Quote the entries word for word. Omit the pictures.
<<<<
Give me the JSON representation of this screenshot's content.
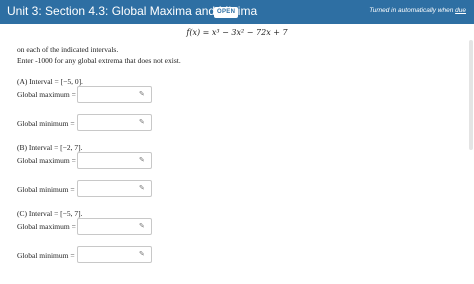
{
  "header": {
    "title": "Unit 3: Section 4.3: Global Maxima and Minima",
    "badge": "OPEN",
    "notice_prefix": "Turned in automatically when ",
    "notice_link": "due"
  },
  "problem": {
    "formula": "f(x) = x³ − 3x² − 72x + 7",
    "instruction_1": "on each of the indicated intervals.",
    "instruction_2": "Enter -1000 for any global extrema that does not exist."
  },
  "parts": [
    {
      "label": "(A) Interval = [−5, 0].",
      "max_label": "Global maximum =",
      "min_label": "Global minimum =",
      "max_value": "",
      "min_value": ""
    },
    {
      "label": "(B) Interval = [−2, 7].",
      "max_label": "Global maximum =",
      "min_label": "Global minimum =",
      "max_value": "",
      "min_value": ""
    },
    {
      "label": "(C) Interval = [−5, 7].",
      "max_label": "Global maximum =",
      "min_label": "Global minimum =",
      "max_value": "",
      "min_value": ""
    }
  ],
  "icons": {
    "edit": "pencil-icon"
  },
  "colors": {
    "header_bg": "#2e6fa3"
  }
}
>>>>
• _WRITTEN RESPONSE_:
Give me the JSON representation of this screenshot's content.
{
  "header": {
    "title": "Unit 3: Section 4.3: Global Maxima and Minima",
    "badge": "OPEN",
    "notice_prefix": "Turned in automatically when ",
    "notice_link": "due"
  },
  "problem": {
    "formula": "f(x) = x³ − 3x² − 72x + 7",
    "instruction_1": "on each of the indicated intervals.",
    "instruction_2": "Enter -1000 for any global extrema that does not exist."
  },
  "parts": [
    {
      "label": "(A) Interval = [−5, 0].",
      "max_label": "Global maximum =",
      "min_label": "Global minimum =",
      "max_value": "",
      "min_value": ""
    },
    {
      "label": "(B) Interval = [−2, 7].",
      "max_label": "Global maximum =",
      "min_label": "Global minimum =",
      "max_value": "",
      "min_value": ""
    },
    {
      "label": "(C) Interval = [−5, 7].",
      "max_label": "Global maximum =",
      "min_label": "Global minimum =",
      "max_value": "",
      "min_value": ""
    }
  ],
  "icons": {
    "edit": "pencil-icon"
  },
  "colors": {
    "header_bg": "#2e6fa3"
  }
}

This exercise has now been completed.